- [Exercise material]:
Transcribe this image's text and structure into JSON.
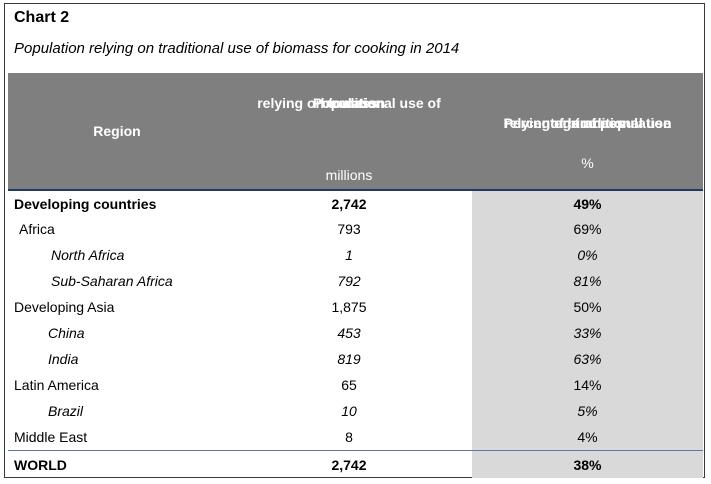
{
  "chart_label": "Chart 2",
  "subtitle": "Population relying on traditional use of biomass for cooking in 2014",
  "columns": {
    "region": "Region",
    "population_lines": [
      "Population",
      "relying on traditional use of",
      "biomass"
    ],
    "population_unit": "millions",
    "percentage_lines": [
      "Percentage of population",
      "relying on traditional use",
      "of biomass"
    ],
    "percentage_unit": "%"
  },
  "rows": [
    {
      "region": "Developing countries",
      "population": "2,742",
      "percentage": "49%"
    },
    {
      "region": "Africa",
      "population": "793",
      "percentage": "69%"
    },
    {
      "region": "North Africa",
      "population": "1",
      "percentage": "0%"
    },
    {
      "region": "Sub-Saharan Africa",
      "population": "792",
      "percentage": "81%"
    },
    {
      "region": "Developing Asia",
      "population": "1,875",
      "percentage": "50%"
    },
    {
      "region": "China",
      "population": "453",
      "percentage": "33%"
    },
    {
      "region": "India",
      "population": "819",
      "percentage": "63%"
    },
    {
      "region": "Latin America",
      "population": "65",
      "percentage": "14%"
    },
    {
      "region": "Brazil",
      "population": "10",
      "percentage": "5%"
    },
    {
      "region": "Middle East",
      "population": "8",
      "percentage": "4%"
    },
    {
      "region": "WORLD",
      "population": "2,742",
      "percentage": "38%"
    }
  ]
}
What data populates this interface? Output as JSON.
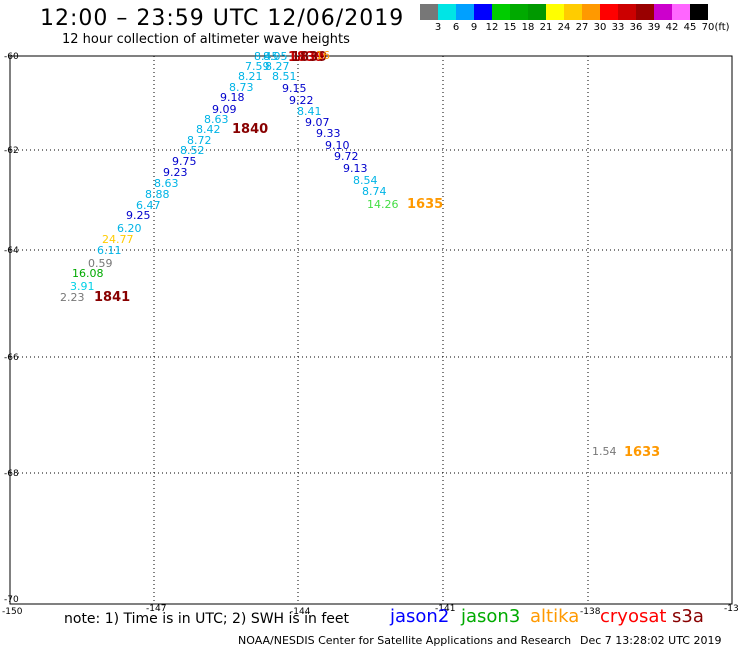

- [What the task requires]: Scan the data above; copy every line where "region" appears.

- [Result below]:
    "region": "Region",
      "region": "Developing countries",
      "region": "Africa",
      "region": "North Africa",
      "region": "Sub-Saharan Africa",
      "region": "Developing Asia",
      "region": "China",
      "region": "India",
      "region": "Latin America",
      "region": "Brazil",
      "region": "Middle East",
      "region": "WORLD",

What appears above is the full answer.